EXERCISE
Your task is to copy the material exactly.
* start *
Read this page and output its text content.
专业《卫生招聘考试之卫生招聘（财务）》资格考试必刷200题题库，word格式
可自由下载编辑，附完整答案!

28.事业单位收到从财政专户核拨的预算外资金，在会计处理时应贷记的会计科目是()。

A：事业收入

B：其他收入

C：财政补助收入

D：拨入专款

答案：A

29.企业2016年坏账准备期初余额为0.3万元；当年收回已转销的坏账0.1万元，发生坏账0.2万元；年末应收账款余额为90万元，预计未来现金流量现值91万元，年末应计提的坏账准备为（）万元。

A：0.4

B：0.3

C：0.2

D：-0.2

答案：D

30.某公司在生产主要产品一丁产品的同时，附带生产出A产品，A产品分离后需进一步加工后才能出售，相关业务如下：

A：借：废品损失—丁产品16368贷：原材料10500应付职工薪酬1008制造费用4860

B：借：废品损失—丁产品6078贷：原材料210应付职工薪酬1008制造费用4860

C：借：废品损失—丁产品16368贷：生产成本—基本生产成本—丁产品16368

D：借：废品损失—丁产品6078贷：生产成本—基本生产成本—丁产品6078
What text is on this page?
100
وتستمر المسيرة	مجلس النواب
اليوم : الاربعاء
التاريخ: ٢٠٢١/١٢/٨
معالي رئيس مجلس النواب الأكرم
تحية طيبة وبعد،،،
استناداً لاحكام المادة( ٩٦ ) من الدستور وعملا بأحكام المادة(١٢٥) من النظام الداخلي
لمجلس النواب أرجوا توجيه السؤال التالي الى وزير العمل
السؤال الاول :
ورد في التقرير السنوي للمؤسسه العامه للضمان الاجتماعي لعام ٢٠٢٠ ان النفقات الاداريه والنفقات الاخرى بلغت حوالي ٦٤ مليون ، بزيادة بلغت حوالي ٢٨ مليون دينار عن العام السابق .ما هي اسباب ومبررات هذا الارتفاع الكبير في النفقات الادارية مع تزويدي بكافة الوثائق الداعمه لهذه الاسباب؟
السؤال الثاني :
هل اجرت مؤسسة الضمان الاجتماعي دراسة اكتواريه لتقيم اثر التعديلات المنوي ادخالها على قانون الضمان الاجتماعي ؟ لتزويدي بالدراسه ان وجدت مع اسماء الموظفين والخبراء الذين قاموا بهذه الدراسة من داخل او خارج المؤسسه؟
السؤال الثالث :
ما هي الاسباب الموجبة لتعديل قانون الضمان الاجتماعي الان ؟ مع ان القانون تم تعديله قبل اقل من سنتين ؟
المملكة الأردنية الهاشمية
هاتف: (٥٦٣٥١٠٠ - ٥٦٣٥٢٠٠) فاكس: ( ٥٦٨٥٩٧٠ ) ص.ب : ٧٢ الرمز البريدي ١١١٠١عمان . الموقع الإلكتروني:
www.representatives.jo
* end *
SOLUTION FOR THIS PROBLEM
Read this page and output its text content.
专业《卫生招聘考试之卫生招聘（财务）》资格考试必刷200题题库，word格式
可自由下载编辑，附完整答案!

28.事业单位收到从财政专户核拨的预算外资金，在会计处理时应贷记的会计科目是()。

A：事业收入

B：其他收入

C：财政补助收入

D：拨入专款

答案：A

29.企业2016年坏账准备期初余额为0.3万元；当年收回已转销的坏账0.1万元，发生坏账0.2万元；年末应收账款余额为90万元，预计未来现金流量现值91万元，年末应计提的坏账准备为（）万元。

A：0.4

B：0.3

C：0.2

D：-0.2

答案：D

30.某公司在生产主要产品一丁产品的同时，附带生产出A产品，A产品分离后需进一步加工后才能出售，相关业务如下：

A：借：废品损失—丁产品16368贷：原材料10500应付职工薪酬1008制造费用4860

B：借：废品损失—丁产品6078贷：原材料210应付职工薪酬1008制造费用4860

C：借：废品损失—丁产品16368贷：生产成本—基本生产成本—丁产品16368

D：借：废品损失—丁产品6078贷：生产成本—基本生产成本—丁产品6078
What text is on this page?
100
وتستمر المسيرة	مجلس النواب
اليوم : الاربعاء
التاريخ: ٢٠٢١/١٢/٨
معالي رئيس مجلس النواب الأكرم
تحية طيبة وبعد،،،
استناداً لاحكام المادة( ٩٦ ) من الدستور وعملا بأحكام المادة(١٢٥) من النظام الداخلي
لمجلس النواب أرجوا توجيه السؤال التالي الى وزير العمل
السؤال الاول :
ورد في التقرير السنوي للمؤسسه العامه للضمان الاجتماعي لعام ٢٠٢٠ ان النفقات الاداريه والنفقات الاخرى بلغت حوالي ٦٤ مليون ، بزيادة بلغت حوالي ٢٨ مليون دينار عن العام السابق .ما هي اسباب ومبررات هذا الارتفاع الكبير في النفقات الادارية مع تزويدي بكافة الوثائق الداعمه لهذه الاسباب؟
السؤال الثاني :
هل اجرت مؤسسة الضمان الاجتماعي دراسة اكتواريه لتقيم اثر التعديلات المنوي ادخالها على قانون الضمان الاجتماعي ؟ لتزويدي بالدراسه ان وجدت مع اسماء الموظفين والخبراء الذين قاموا بهذه الدراسة من داخل او خارج المؤسسه؟
السؤال الثالث :
ما هي الاسباب الموجبة لتعديل قانون الضمان الاجتماعي الان ؟ مع ان القانون تم تعديله قبل اقل من سنتين ؟
المملكة الأردنية الهاشمية
هاتف: (٥٦٣٥١٠٠ - ٥٦٣٥٢٠٠) فاكس: ( ٥٦٨٥٩٧٠ ) ص.ب : ٧٢ الرمز البريدي ١١١٠١عمان . الموقع الإلكتروني:
www.representatives.jo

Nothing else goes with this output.